*DATASET RECORDS*:

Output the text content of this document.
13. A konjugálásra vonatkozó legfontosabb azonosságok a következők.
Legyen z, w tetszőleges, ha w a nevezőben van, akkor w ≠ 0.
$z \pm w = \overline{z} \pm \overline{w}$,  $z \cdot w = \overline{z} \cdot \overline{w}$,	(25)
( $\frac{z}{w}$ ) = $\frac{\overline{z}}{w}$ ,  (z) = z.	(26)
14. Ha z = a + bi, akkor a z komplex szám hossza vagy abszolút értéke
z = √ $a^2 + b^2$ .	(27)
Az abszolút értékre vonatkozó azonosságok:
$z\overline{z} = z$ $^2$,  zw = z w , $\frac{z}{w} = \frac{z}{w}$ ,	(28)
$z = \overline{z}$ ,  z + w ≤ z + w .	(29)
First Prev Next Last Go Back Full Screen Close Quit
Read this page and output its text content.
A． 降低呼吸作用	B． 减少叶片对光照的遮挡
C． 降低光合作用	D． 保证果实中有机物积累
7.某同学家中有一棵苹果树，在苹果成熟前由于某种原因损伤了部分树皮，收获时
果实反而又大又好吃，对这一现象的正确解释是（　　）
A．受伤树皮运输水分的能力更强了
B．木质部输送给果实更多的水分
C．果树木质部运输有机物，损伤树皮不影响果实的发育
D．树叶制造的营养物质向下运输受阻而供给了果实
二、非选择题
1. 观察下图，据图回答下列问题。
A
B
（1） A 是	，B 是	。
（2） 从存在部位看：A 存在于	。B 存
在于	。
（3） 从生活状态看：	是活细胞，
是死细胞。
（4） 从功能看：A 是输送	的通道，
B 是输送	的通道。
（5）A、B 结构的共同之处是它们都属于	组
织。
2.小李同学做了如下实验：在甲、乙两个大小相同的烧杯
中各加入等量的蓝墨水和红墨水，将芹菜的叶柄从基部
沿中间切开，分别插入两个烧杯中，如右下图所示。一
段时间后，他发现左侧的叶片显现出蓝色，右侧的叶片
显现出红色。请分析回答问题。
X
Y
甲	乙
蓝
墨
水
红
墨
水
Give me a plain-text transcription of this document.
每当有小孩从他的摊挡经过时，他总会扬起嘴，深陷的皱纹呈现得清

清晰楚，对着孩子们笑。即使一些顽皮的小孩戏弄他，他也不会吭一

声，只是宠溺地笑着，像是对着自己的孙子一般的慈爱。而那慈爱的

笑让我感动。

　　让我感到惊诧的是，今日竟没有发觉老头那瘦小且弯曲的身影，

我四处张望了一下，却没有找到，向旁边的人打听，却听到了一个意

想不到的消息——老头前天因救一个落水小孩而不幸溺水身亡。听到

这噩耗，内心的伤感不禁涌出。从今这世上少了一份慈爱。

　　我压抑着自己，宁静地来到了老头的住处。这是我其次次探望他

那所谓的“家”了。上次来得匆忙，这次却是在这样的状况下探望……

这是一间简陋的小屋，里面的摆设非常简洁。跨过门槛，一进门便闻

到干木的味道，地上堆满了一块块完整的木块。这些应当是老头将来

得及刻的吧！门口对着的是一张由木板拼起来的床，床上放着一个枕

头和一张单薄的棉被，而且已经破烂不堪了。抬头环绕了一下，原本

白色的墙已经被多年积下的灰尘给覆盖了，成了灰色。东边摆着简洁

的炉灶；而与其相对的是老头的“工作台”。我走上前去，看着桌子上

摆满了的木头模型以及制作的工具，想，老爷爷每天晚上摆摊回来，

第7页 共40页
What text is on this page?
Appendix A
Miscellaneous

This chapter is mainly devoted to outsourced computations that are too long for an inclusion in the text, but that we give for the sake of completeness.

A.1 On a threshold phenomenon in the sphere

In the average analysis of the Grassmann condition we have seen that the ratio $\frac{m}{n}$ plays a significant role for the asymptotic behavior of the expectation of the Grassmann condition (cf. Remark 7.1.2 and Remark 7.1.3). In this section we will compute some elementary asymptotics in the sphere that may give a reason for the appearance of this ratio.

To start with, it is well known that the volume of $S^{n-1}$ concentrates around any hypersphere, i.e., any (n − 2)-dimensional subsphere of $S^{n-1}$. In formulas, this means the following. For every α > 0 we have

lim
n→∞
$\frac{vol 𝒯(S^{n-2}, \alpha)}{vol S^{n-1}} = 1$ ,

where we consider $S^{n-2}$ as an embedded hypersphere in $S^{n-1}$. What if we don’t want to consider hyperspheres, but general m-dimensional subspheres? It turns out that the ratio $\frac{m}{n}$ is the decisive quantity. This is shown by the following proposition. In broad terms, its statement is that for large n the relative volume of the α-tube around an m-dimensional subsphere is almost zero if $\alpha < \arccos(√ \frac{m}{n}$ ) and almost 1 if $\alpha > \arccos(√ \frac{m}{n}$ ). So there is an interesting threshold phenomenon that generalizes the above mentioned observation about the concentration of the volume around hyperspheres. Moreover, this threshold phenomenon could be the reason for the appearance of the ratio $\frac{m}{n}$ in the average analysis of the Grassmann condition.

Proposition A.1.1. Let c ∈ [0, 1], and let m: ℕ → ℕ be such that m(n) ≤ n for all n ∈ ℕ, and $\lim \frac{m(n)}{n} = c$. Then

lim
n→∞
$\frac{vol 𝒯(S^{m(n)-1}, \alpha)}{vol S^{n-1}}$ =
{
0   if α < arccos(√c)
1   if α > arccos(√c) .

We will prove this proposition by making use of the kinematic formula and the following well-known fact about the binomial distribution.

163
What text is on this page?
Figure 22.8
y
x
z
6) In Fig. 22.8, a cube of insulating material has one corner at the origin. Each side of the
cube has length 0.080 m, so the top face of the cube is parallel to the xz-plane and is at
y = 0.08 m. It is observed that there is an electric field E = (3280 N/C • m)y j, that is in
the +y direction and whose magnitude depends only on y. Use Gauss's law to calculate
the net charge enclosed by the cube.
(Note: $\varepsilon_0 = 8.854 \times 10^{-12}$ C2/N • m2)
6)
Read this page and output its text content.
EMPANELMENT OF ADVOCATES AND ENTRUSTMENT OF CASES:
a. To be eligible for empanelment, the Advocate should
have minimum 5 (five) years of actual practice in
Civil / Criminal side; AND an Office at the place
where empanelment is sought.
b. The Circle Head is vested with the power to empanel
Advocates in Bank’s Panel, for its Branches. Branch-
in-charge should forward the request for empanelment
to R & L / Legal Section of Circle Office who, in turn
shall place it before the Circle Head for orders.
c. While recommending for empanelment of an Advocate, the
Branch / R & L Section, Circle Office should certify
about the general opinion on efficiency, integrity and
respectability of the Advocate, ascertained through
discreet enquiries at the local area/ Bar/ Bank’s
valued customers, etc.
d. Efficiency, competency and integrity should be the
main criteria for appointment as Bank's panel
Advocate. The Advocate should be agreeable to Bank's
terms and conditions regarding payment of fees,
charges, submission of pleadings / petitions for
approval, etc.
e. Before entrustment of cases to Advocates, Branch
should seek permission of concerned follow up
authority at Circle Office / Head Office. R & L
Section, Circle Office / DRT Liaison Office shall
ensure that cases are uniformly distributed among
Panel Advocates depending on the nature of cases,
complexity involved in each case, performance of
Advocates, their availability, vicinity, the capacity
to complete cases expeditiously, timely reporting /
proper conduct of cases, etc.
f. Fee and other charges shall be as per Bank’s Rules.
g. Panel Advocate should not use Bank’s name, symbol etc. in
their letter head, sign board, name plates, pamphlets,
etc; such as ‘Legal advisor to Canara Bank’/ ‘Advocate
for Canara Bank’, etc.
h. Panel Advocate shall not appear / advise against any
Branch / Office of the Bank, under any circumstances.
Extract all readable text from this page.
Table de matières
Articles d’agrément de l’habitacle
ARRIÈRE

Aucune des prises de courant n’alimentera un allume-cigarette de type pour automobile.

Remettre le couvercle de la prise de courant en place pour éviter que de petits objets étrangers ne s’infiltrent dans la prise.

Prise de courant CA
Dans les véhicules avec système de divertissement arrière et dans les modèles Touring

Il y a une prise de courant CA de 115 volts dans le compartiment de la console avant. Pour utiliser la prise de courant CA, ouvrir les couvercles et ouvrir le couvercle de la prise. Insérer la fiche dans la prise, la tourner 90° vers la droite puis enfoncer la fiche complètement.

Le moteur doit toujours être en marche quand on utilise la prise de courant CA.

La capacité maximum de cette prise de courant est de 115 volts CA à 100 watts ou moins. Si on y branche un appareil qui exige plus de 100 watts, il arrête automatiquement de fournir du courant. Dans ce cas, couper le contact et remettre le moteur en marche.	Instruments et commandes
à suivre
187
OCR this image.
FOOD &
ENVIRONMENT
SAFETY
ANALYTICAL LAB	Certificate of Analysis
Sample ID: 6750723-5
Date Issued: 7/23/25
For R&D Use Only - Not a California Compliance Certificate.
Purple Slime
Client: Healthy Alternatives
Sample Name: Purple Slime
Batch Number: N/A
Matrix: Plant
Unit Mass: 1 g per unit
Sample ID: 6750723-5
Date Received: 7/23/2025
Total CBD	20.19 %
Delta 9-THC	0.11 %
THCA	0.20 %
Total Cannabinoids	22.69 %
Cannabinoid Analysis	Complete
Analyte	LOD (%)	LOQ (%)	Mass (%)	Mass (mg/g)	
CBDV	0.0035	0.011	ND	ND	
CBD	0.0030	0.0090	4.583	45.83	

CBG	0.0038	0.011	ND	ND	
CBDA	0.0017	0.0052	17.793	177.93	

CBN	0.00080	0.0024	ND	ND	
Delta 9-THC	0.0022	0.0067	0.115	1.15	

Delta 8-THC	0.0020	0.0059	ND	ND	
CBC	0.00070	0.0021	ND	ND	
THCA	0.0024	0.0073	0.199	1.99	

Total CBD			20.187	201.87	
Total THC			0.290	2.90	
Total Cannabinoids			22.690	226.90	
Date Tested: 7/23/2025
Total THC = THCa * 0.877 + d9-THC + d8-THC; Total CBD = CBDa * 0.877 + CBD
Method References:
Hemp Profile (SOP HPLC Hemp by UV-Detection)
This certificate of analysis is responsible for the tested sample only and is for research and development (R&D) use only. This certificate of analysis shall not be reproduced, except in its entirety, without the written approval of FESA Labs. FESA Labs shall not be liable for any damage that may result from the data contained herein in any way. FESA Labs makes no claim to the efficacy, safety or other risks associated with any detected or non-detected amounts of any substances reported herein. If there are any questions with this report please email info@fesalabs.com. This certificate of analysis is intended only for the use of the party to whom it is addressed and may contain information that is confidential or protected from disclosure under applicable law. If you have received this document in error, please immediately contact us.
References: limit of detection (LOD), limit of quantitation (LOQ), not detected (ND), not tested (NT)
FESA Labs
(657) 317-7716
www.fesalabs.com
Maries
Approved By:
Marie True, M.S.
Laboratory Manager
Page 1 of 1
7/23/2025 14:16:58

*DIRECTIVE*:
Pick each line holding the word "Mass" out of the data and copy it.

*SOLUTION TO THIS PROBLEM*:
Unit Mass: 1 g per unit
Analyte	LOD (%)	LOQ (%)	Mass (%)	Mass (mg/g)	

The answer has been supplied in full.